* Brief:
Find each line with the word "Minimum" and copy it.

## BEGIN Data excerpts

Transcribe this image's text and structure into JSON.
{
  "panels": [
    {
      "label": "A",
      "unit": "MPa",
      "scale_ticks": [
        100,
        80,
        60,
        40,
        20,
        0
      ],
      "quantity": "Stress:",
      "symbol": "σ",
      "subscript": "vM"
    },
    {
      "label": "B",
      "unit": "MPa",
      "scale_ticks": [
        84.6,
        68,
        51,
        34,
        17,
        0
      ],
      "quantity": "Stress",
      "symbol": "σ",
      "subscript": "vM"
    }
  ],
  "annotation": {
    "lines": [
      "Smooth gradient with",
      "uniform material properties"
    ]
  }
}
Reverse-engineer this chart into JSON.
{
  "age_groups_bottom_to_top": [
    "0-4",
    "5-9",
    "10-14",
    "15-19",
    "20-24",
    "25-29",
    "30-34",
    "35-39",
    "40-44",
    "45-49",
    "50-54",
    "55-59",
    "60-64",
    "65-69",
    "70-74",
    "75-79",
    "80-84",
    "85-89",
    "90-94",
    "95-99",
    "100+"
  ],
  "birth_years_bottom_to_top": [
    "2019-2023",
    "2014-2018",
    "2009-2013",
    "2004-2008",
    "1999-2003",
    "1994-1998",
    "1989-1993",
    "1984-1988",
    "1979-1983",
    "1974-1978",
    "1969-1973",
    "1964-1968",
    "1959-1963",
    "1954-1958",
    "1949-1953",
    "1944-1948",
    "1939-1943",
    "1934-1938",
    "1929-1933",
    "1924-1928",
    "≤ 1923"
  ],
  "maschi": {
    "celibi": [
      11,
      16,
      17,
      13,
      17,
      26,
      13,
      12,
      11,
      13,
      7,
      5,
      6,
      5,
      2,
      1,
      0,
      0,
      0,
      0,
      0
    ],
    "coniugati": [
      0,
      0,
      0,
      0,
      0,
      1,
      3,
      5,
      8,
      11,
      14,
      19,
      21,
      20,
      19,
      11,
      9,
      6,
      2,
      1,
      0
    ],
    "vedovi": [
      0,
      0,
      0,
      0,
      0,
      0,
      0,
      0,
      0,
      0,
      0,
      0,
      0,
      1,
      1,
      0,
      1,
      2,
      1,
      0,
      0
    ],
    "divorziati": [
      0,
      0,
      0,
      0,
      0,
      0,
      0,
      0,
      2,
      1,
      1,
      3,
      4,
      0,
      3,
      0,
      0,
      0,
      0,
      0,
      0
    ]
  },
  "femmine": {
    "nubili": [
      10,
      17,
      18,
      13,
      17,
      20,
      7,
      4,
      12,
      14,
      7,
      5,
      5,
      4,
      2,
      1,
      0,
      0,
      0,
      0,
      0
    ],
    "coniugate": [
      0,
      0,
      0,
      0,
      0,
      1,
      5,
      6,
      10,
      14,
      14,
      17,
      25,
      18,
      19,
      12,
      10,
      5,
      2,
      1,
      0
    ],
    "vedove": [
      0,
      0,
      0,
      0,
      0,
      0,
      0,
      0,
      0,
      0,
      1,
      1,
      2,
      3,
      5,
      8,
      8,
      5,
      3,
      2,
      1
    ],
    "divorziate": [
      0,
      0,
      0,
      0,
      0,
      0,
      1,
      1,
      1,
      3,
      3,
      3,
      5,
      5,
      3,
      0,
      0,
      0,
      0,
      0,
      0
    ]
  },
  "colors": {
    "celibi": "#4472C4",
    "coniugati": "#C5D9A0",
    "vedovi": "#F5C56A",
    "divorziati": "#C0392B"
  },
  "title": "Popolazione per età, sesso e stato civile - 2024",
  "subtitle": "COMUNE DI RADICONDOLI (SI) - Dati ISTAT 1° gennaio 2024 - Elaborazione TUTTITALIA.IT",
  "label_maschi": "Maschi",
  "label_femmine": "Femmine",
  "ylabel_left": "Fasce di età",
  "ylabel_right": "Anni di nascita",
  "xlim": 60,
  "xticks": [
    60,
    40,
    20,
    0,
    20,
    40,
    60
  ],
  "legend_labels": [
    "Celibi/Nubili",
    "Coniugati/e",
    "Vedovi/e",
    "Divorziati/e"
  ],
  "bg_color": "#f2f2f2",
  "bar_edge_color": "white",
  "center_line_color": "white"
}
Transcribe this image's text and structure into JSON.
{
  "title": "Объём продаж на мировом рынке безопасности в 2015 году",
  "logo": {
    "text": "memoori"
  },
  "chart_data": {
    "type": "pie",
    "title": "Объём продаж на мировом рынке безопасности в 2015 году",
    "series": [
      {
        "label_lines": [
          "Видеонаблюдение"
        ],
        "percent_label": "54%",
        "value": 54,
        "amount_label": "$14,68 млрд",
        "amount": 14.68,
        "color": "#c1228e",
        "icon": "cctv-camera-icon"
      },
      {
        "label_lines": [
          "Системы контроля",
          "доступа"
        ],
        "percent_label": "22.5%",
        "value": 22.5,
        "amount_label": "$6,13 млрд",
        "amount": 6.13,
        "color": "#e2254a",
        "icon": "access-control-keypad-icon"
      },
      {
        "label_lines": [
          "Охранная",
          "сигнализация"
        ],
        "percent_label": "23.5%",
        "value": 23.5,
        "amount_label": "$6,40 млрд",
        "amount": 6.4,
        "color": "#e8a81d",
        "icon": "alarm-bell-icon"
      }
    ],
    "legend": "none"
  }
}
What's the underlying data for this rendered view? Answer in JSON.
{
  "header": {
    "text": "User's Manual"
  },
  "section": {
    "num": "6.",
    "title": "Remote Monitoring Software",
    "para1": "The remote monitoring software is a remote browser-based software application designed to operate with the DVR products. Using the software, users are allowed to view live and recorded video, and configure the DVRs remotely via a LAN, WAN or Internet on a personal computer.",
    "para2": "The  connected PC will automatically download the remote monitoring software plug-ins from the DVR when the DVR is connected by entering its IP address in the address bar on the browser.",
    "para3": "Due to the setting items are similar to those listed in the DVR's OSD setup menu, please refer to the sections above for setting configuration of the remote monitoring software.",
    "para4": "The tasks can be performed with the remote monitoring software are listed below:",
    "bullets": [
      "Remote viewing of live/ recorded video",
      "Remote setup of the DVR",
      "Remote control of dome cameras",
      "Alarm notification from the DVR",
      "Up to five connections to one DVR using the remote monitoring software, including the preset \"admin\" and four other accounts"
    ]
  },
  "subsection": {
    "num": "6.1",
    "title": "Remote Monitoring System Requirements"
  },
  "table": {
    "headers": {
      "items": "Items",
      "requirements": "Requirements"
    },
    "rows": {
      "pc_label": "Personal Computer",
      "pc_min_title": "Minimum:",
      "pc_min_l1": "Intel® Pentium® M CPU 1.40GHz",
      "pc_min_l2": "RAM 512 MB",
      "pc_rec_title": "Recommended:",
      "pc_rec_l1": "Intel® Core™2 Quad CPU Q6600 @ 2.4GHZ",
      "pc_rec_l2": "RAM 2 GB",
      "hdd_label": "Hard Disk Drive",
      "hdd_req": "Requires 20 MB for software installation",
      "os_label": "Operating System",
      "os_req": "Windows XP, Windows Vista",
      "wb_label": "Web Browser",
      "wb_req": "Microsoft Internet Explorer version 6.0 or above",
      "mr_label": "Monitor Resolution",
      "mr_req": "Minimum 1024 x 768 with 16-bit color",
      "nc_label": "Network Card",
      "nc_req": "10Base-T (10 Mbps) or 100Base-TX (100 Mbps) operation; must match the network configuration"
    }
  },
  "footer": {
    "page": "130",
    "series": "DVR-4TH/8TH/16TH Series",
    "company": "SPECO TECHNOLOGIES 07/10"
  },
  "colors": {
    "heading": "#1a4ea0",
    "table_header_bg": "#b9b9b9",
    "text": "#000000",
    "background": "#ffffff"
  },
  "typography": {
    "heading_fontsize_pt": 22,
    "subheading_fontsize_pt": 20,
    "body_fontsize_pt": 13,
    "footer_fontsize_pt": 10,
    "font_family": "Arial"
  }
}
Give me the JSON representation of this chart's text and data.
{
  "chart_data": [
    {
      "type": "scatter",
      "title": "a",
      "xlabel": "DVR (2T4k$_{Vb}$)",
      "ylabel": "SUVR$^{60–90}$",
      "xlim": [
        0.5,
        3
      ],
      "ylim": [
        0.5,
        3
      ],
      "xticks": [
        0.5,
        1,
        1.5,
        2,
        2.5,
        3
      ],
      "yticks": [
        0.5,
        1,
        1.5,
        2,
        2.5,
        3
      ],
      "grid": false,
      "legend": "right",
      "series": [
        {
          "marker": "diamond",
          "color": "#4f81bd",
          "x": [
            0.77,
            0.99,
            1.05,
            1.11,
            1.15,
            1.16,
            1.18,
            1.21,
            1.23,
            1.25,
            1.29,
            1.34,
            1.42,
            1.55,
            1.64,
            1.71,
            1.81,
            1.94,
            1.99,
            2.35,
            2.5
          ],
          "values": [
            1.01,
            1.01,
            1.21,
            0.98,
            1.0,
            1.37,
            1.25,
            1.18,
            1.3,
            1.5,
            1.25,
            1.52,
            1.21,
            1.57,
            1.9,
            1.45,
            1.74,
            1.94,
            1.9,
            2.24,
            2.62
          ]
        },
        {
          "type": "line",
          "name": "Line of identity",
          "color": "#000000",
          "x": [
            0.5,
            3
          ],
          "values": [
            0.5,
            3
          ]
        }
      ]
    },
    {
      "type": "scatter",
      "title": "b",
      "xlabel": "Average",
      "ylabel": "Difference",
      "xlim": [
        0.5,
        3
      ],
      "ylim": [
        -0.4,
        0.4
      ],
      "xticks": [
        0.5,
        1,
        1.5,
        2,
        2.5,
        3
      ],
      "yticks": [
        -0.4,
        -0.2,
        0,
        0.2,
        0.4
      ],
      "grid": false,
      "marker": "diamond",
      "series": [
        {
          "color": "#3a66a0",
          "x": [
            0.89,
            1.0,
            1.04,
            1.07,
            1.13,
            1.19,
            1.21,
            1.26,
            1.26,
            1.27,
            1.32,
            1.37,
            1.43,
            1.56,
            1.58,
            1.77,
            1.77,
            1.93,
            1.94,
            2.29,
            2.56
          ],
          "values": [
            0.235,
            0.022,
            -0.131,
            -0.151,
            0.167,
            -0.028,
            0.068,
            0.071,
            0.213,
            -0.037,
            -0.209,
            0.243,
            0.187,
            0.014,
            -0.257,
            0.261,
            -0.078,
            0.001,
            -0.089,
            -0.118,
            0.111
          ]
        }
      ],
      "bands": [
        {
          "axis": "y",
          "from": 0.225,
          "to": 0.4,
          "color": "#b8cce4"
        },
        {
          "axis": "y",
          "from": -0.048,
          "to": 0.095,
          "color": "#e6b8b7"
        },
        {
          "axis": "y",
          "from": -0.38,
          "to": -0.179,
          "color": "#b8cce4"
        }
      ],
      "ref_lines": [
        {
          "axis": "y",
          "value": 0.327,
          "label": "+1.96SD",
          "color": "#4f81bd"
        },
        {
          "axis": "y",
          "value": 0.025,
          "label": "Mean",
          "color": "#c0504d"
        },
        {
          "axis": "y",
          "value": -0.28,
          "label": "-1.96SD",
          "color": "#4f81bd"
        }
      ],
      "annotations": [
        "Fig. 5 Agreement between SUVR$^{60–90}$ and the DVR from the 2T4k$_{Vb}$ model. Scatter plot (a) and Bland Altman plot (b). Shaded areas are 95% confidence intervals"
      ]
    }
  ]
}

## END Data excerpts

* Output for this exercise:
      "pc_min_title": "Minimum:",
      "mr_req": "Minimum 1024 x 768 with 16-bit color",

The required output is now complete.